- TASK STATEMENT
Where a line contains the string "Иные", copy that line.
>> Begin RECORDS FOR THE EXERCISE
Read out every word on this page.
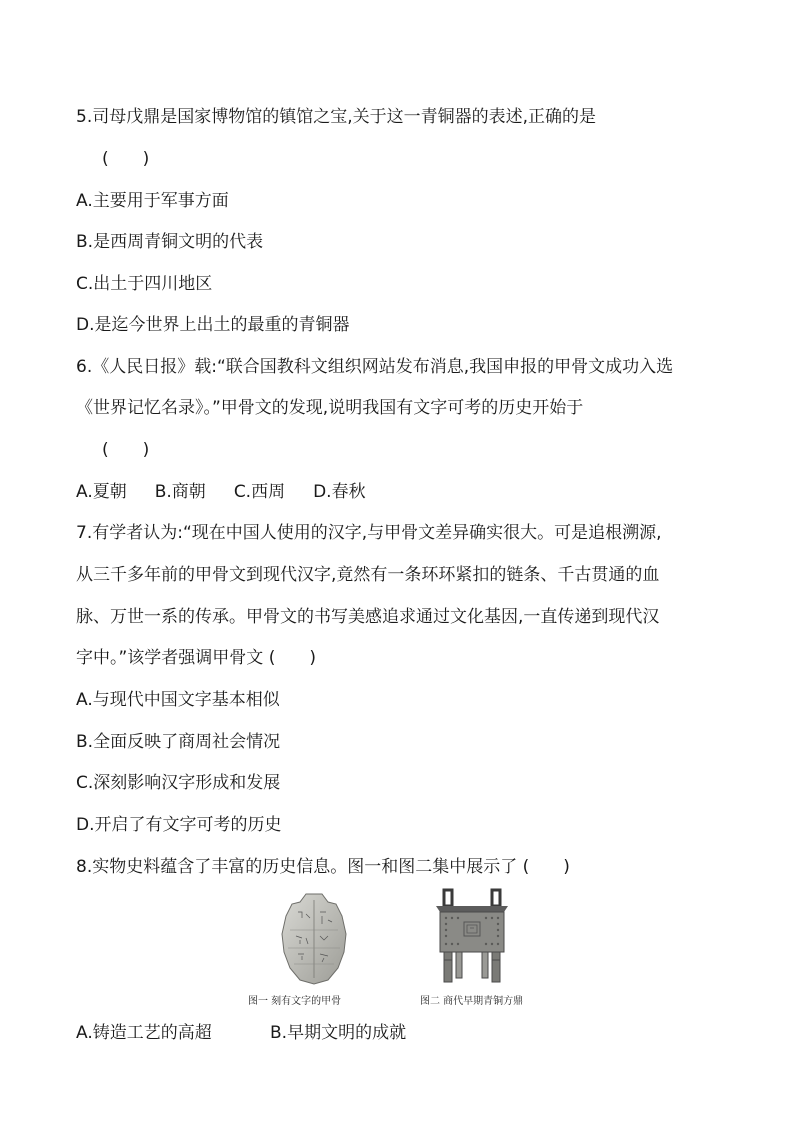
5.司母戊鼎是国家博物馆的镇馆之宝,关于这一青铜器的表述,正确的是
(　　)
A.主要用于军事方面
B.是西周青铜文明的代表
C.出土于四川地区
D.是迄今世界上出土的最重的青铜器
6.《人民日报》载:“联合国教科文组织网站发布消息,我国申报的甲骨文成功入选
《世界记忆名录》。”甲骨文的发现,说明我国有文字可考的历史开始于
(　　)
A.夏朝 B.商朝 C.西周 D.春秋
7.有学者认为:“现在中国人使用的汉字,与甲骨文差异确实很大。可是追根溯源,
从三千多年前的甲骨文到现代汉字,竟然有一条环环紧扣的链条、千古贯通的血
脉、万世一系的传承。甲骨文的书写美感追求通过文化基因,一直传递到现代汉
字中。”该学者强调甲骨文 (　　)
A.与现代中国文字基本相似
B.全面反映了商周社会情况
C.深刻影响汉字形成和发展
D.开启了有文字可考的历史
8.实物史料蕴含了丰富的历史信息。图一和图二集中展示了 (　　)
图一 刻有文字的甲骨	图二 商代早期青铜方鼎
A.铸造工艺的高超	B.早期文明的成就
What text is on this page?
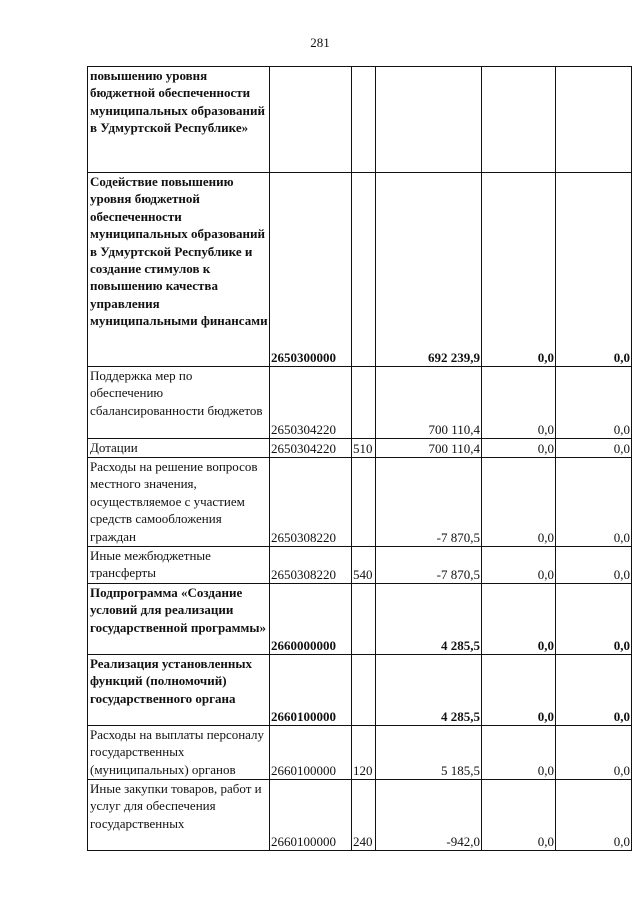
281
повышению уровня бюджетной обеспеченности муниципальных образований в Удмуртской Республике»					
Содействие повышению уровня бюджетной обеспеченности муниципальных образований в Удмуртской Республике и создание стимулов к повышению качества управления муниципальными финансами	2650300000		692 239,9	0,0	0,0
Поддержка мер по обеспечению сбалансированности бюджетов	2650304220		700 110,4	0,0	0,0
Дотации	2650304220	510	700 110,4	0,0	0,0
Расходы на решение вопросов местного значения, осуществляемое с участием средств самообложения граждан	2650308220		-7 870,5	0,0	0,0
Иные межбюджетные трансферты	2650308220	540	-7 870,5	0,0	0,0
Подпрограмма «Создание условий для реализации государственной программы»	2660000000		4 285,5	0,0	0,0
Реализация установленных функций (полномочий) государственного органа	2660100000		4 285,5	0,0	0,0
Расходы на выплаты персоналу государственных (муниципальных) органов	2660100000	120	5 185,5	0,0	0,0
Иные закупки товаров, работ и услуг для обеспечения государственных	2660100000	240	-942,0	0,0	0,0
>> End RECORDS FOR THE EXERCISE
- SOLUTION TO THE PROBLEM
Иные межбюджетные трансферты	2650308220	540	-7 870,5	0,0	0,0
Иные закупки товаров, работ и услуг для обеспечения государственных	2660100000	240	-942,0	0,0	0,0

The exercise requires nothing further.